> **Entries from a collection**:
-.-.-
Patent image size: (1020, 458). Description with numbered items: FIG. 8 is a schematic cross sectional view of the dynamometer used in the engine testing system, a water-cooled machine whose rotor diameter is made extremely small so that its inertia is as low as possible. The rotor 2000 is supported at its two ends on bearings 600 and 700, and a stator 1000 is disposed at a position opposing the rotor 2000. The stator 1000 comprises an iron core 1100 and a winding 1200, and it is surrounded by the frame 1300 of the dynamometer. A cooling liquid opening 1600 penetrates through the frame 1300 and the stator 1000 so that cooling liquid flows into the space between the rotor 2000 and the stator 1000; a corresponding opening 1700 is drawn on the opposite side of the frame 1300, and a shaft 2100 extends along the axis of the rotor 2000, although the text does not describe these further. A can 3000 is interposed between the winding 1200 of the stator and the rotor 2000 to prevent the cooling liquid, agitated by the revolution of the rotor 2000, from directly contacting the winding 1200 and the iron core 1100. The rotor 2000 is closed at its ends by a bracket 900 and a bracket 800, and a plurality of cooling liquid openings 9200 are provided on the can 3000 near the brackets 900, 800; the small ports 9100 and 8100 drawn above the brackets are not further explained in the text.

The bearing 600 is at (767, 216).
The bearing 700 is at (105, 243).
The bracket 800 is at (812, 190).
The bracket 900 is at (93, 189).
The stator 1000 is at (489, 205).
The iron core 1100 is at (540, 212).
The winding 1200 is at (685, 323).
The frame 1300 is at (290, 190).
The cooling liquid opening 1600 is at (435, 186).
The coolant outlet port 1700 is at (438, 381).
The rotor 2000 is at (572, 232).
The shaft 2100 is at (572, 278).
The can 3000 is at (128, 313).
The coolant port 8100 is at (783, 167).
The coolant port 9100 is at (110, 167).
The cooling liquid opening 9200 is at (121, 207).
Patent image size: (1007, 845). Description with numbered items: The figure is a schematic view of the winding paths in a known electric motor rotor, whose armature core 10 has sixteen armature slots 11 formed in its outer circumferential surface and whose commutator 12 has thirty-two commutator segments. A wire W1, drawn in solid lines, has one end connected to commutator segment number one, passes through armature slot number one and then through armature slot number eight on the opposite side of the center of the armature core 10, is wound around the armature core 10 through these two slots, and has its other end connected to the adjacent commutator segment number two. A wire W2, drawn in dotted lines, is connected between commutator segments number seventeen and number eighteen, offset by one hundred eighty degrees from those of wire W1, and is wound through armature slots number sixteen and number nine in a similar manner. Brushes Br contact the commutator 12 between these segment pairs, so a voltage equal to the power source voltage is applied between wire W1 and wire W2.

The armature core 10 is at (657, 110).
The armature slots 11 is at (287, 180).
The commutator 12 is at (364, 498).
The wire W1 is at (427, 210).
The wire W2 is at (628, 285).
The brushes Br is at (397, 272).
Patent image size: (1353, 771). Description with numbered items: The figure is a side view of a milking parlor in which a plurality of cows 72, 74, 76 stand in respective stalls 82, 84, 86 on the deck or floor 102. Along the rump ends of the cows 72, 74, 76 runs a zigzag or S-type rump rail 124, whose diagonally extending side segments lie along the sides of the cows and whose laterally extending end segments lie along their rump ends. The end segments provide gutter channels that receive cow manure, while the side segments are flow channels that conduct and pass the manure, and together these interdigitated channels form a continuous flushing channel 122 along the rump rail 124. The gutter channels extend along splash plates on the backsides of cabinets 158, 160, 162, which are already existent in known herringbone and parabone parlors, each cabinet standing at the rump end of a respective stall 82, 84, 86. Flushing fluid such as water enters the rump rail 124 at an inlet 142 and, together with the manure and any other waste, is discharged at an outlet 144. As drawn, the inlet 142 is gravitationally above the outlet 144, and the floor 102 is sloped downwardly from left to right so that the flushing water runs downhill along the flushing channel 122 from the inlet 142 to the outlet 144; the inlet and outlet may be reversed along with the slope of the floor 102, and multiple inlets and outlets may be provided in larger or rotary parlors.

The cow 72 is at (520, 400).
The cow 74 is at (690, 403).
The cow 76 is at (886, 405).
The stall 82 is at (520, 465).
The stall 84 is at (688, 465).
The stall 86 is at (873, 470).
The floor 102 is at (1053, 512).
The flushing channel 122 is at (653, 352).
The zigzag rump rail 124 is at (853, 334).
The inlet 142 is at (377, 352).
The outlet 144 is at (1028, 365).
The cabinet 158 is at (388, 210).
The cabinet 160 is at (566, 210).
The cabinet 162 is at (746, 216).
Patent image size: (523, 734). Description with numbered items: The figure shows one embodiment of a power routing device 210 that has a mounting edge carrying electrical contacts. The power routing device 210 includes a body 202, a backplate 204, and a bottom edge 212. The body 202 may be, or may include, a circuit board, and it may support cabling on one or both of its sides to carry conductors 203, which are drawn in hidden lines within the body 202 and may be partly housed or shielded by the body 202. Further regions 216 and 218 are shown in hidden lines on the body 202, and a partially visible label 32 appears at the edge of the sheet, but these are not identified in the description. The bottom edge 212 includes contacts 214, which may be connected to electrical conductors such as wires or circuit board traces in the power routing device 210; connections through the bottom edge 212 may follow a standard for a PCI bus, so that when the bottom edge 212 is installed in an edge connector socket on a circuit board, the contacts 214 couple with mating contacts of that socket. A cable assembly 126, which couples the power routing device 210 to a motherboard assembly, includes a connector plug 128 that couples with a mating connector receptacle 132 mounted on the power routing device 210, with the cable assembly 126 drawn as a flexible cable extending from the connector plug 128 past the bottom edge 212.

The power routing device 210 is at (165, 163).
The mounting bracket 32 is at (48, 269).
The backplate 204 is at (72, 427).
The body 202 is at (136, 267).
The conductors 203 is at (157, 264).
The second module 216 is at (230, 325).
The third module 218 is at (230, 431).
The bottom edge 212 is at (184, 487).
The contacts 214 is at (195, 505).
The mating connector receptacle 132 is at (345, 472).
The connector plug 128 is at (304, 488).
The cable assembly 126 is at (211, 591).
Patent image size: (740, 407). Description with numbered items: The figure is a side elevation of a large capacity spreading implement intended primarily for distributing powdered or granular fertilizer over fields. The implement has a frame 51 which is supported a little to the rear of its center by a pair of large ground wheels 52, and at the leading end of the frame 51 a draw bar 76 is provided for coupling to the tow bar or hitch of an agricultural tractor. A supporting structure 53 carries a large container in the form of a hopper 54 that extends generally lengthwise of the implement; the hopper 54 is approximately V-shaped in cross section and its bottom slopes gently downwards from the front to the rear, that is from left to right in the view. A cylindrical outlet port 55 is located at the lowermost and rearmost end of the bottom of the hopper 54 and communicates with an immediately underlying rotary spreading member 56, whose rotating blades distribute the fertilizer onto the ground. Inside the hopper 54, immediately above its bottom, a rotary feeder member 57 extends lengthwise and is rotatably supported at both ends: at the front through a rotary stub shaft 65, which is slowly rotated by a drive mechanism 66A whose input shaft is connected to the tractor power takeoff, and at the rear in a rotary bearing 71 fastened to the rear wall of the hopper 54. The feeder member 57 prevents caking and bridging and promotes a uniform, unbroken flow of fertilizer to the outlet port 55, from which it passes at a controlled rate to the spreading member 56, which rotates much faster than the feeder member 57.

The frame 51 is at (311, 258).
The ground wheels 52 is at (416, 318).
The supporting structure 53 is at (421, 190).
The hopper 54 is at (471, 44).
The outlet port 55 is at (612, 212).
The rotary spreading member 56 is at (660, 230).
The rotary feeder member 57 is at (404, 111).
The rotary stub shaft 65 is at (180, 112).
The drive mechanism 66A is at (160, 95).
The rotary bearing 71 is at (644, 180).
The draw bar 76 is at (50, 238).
-.-.-
> **EXERCISE OBJECTIVE**: State how many lines of the entries above contain the word "commutator". Give only the number.

> **EXERCISE RESPONSE**: 2